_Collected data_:
________________________________________
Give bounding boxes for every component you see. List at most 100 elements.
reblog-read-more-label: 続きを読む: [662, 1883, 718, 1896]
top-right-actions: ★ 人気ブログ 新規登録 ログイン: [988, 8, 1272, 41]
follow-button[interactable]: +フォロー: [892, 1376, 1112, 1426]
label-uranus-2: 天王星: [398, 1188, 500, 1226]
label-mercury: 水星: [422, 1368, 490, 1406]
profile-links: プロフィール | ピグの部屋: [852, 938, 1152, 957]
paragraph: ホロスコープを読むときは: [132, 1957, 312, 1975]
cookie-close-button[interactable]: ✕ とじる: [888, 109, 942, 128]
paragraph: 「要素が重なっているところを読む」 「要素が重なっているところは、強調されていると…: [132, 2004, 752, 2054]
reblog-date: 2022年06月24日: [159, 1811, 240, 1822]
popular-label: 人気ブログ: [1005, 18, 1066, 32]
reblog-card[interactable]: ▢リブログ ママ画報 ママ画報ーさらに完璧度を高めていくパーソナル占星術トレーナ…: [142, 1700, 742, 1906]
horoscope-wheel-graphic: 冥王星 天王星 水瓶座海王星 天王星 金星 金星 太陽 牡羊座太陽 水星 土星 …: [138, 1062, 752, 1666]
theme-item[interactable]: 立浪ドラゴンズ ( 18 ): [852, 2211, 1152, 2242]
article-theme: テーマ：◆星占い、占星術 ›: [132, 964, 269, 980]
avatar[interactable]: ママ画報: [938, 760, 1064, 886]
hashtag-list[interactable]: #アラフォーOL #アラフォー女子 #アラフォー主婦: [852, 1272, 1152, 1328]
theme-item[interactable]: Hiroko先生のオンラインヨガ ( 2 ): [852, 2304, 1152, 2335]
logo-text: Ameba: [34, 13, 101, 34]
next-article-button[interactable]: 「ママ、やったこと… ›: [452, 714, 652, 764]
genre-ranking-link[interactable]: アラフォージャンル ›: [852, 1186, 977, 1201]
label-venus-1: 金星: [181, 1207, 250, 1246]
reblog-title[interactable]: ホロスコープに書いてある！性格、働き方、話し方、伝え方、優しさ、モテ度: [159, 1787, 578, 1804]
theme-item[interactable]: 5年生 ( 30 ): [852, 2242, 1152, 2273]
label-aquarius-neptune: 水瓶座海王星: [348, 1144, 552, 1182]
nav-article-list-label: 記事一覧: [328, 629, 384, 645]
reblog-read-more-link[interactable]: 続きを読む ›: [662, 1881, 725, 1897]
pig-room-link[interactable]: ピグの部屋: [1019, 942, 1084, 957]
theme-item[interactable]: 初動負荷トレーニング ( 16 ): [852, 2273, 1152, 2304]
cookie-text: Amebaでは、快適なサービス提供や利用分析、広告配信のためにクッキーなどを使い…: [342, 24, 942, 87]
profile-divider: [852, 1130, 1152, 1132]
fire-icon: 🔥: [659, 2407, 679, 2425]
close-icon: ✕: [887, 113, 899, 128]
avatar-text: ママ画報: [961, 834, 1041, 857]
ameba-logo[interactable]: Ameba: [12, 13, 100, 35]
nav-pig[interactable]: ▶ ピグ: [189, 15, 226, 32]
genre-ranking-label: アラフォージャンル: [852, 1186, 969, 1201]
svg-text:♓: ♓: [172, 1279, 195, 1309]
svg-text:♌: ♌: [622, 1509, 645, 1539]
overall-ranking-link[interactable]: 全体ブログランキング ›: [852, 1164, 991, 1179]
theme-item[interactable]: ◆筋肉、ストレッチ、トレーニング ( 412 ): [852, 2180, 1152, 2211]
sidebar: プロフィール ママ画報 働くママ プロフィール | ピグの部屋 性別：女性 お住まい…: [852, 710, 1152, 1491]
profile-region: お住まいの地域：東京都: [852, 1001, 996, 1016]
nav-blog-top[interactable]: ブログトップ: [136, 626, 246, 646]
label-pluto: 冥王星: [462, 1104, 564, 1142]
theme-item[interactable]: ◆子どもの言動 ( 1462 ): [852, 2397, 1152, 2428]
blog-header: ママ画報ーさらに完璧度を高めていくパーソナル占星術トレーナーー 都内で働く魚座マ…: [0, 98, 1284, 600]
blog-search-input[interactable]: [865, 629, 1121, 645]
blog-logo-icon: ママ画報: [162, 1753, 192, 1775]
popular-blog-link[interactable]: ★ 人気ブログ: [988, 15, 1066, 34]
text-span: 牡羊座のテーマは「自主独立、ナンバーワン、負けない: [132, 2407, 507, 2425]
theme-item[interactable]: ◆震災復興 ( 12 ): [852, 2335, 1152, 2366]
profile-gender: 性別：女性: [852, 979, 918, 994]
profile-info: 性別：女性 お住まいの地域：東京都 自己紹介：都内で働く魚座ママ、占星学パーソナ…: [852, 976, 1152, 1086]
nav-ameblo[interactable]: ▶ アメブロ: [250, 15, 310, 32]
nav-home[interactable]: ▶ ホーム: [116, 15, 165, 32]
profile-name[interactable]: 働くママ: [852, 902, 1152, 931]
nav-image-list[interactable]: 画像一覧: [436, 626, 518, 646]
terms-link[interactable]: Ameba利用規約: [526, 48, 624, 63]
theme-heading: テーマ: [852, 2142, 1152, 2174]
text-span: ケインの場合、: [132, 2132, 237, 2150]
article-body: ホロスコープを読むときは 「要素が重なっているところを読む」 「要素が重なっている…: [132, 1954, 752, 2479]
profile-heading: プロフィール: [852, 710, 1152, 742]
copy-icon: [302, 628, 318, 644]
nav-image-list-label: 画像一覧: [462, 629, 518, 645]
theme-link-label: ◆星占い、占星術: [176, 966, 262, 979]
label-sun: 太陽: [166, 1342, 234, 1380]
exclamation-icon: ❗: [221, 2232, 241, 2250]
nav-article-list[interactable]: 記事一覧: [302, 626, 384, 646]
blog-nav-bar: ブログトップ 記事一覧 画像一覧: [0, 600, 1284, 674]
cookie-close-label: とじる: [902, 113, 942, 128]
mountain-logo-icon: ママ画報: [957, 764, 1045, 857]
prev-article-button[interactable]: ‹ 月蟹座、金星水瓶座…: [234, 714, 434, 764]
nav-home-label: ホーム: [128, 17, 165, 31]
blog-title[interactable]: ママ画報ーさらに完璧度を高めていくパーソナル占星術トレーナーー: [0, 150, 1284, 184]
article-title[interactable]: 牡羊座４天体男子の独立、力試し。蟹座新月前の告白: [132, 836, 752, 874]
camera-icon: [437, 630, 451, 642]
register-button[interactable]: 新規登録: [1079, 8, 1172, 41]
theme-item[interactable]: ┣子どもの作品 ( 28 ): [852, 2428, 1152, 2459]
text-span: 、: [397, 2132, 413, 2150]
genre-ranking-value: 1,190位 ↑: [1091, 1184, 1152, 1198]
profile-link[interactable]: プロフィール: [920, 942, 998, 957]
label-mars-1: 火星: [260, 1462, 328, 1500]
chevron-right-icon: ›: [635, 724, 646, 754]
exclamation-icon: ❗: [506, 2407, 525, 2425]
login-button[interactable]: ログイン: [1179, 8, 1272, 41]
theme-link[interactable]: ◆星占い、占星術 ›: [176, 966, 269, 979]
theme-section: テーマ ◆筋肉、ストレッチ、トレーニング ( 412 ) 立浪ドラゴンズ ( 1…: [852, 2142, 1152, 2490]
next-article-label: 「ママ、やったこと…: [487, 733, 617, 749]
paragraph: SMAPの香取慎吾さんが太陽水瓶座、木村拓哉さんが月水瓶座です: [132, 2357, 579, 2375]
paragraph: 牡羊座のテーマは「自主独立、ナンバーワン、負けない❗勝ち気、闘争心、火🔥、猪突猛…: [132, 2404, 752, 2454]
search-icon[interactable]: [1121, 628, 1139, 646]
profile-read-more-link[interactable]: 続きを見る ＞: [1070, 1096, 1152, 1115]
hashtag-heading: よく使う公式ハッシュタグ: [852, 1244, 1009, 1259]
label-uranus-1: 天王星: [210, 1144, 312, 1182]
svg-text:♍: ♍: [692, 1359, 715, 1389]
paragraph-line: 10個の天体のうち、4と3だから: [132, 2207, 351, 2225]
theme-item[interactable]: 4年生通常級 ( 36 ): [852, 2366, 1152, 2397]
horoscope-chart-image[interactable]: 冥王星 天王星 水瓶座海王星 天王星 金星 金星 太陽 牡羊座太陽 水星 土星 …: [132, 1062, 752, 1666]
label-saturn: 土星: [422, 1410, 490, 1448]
________________________________________
_WHAT TO WORK ON_: Reproduce the data from its first line through the line containing "theme-item[interactable]: 初動負荷トレーニング ( 16", swapping "ログイン" for "サインイン" and leaving everything else unchanged.

_WRITTEN ANSWER_:
Give bounding boxes for every component you see. List at most 100 elements.
reblog-read-more-label: 続きを読む: [662, 1883, 718, 1896]
top-right-actions: ★ 人気ブログ 新規登録 サインイン: [988, 8, 1272, 41]
follow-button[interactable]: +フォロー: [892, 1376, 1112, 1426]
label-uranus-2: 天王星: [398, 1188, 500, 1226]
label-mercury: 水星: [422, 1368, 490, 1406]
profile-links: プロフィール | ピグの部屋: [852, 938, 1152, 957]
paragraph: ホロスコープを読むときは: [132, 1957, 312, 1975]
cookie-close-button[interactable]: ✕ とじる: [888, 109, 942, 128]
paragraph: 「要素が重なっているところを読む」 「要素が重なっているところは、強調されていると…: [132, 2004, 752, 2054]
reblog-date: 2022年06月24日: [159, 1811, 240, 1822]
popular-label: 人気ブログ: [1005, 18, 1066, 32]
reblog-card[interactable]: ▢リブログ ママ画報 ママ画報ーさらに完璧度を高めていくパーソナル占星術トレーナ…: [142, 1700, 742, 1906]
horoscope-wheel-graphic: 冥王星 天王星 水瓶座海王星 天王星 金星 金星 太陽 牡羊座太陽 水星 土星 …: [138, 1062, 752, 1666]
theme-item[interactable]: 立浪ドラゴンズ ( 18 ): [852, 2211, 1152, 2242]
article-theme: テーマ：◆星占い、占星術 ›: [132, 964, 269, 980]
avatar[interactable]: ママ画報: [938, 760, 1064, 886]
hashtag-list[interactable]: #アラフォーOL #アラフォー女子 #アラフォー主婦: [852, 1272, 1152, 1328]
theme-item[interactable]: Hiroko先生のオンラインヨガ ( 2 ): [852, 2304, 1152, 2335]
logo-text: Ameba: [34, 13, 101, 34]
next-article-button[interactable]: 「ママ、やったこと… ›: [452, 714, 652, 764]
genre-ranking-link[interactable]: アラフォージャンル ›: [852, 1186, 977, 1201]
label-venus-1: 金星: [181, 1207, 250, 1246]
reblog-title[interactable]: ホロスコープに書いてある！性格、働き方、話し方、伝え方、優しさ、モテ度: [159, 1787, 578, 1804]
theme-item[interactable]: 5年生 ( 30 ): [852, 2242, 1152, 2273]
label-aquarius-neptune: 水瓶座海王星: [348, 1144, 552, 1182]
nav-article-list-label: 記事一覧: [328, 629, 384, 645]
reblog-read-more-link[interactable]: 続きを読む ›: [662, 1881, 725, 1897]
pig-room-link[interactable]: ピグの部屋: [1019, 942, 1084, 957]
theme-item[interactable]: 初動負荷トレーニング ( 16 ): [852, 2273, 1152, 2304]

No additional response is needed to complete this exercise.